## Short task
Examine each line of the data. Copy those that contain the string "Brook".

-- Start Exercise input --

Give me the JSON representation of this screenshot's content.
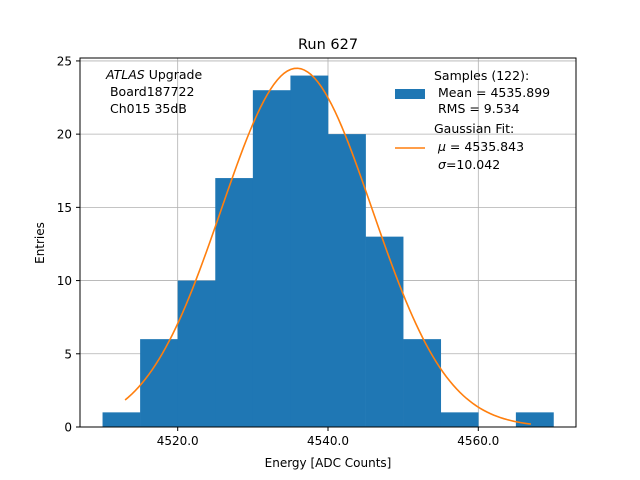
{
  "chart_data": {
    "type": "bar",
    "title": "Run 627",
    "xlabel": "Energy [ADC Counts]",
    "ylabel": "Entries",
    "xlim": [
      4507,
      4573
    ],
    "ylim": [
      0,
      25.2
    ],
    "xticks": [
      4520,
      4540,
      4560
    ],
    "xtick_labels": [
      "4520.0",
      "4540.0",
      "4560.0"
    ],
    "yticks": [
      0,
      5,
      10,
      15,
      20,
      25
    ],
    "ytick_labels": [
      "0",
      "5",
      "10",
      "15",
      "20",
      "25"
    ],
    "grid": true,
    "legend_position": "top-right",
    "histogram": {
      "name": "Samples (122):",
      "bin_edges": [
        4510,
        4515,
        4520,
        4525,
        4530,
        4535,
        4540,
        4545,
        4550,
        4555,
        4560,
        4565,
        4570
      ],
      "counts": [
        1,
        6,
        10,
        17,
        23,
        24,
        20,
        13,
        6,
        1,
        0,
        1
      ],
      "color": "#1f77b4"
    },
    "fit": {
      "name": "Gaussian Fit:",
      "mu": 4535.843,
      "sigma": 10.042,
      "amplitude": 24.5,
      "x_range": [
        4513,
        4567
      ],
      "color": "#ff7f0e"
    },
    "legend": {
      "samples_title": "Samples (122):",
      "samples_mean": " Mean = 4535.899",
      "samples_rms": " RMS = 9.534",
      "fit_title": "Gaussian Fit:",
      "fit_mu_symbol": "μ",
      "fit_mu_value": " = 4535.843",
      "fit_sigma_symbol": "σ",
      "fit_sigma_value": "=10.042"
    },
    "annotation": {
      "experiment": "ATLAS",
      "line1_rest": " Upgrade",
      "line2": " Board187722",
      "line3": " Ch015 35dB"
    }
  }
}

-- End Exercise input --
-- Start Exercise input --

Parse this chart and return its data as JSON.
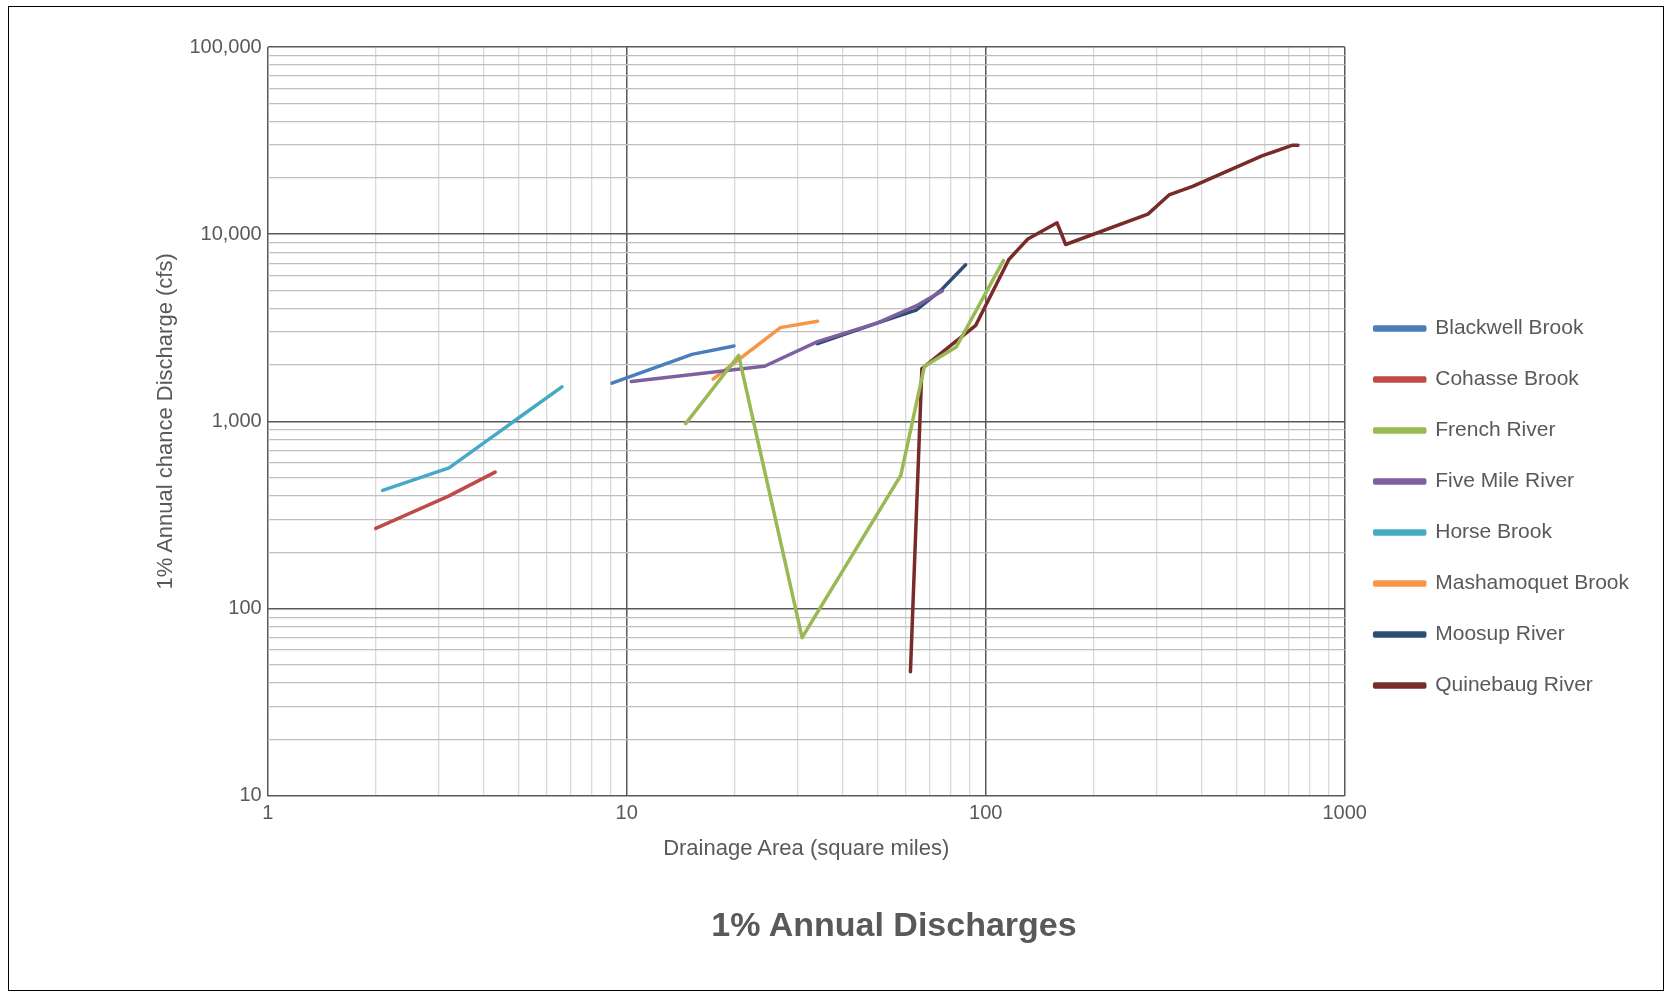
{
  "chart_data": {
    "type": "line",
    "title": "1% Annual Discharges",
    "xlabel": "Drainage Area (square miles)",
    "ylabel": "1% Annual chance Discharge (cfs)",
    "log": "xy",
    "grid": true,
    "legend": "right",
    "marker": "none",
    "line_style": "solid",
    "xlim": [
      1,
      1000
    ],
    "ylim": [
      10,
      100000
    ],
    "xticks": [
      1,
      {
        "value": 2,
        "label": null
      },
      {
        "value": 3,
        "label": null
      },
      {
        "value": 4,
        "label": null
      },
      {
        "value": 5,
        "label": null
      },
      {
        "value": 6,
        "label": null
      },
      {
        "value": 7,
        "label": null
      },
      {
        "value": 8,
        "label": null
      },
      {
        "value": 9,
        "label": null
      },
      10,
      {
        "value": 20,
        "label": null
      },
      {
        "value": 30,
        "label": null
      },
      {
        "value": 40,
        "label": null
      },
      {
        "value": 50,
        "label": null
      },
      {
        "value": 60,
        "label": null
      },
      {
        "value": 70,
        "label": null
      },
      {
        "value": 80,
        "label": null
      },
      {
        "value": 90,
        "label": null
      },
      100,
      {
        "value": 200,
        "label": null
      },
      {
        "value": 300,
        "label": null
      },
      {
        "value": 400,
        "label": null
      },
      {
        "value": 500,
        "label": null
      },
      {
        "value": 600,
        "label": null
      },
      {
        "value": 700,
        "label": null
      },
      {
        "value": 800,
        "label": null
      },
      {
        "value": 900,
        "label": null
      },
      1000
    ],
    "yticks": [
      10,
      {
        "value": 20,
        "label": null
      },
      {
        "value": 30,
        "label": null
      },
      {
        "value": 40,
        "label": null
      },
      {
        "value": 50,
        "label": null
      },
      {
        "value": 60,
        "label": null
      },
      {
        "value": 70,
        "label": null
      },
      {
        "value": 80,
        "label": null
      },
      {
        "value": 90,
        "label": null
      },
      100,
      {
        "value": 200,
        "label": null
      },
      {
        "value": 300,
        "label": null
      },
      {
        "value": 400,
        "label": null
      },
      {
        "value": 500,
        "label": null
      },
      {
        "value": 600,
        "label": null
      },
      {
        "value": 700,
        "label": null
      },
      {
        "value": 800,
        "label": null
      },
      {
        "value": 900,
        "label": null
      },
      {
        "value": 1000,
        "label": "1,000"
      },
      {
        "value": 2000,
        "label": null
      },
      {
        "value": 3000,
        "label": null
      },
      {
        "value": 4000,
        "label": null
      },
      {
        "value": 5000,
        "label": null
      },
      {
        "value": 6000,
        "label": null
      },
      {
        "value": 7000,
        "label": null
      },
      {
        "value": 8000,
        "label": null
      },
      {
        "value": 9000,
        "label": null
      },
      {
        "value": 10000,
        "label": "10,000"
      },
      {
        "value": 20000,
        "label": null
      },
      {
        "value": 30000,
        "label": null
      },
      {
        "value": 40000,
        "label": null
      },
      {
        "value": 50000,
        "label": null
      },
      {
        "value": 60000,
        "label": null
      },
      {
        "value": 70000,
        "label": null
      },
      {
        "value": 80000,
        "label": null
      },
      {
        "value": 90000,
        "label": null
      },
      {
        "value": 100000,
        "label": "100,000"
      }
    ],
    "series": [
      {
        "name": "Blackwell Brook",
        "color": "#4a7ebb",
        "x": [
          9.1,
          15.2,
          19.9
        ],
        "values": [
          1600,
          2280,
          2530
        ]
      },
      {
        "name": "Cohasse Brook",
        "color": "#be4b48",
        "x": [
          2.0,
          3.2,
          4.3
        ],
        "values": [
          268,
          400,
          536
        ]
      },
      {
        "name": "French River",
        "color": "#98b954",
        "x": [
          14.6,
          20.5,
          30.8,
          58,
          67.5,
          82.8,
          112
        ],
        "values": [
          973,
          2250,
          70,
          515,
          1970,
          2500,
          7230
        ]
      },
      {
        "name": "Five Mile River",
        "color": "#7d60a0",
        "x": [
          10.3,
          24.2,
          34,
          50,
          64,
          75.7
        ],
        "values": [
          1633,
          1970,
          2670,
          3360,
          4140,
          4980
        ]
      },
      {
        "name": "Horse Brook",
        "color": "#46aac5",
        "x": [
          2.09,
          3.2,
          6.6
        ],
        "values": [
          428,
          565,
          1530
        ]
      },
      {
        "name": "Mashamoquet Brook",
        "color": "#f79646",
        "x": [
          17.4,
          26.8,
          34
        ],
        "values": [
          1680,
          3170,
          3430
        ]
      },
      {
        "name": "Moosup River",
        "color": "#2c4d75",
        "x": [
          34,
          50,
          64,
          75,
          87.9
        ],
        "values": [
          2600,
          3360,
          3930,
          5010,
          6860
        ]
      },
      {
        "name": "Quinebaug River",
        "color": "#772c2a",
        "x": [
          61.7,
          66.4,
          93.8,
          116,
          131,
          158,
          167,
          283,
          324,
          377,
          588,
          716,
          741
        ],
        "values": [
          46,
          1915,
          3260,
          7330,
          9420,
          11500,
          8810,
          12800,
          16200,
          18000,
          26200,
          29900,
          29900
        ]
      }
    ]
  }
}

-- End Exercise input --

## The response
        "name": "Blackwell Brook",
        "name": "Cohasse Brook",
        "name": "Horse Brook",
        "name": "Mashamoquet Brook",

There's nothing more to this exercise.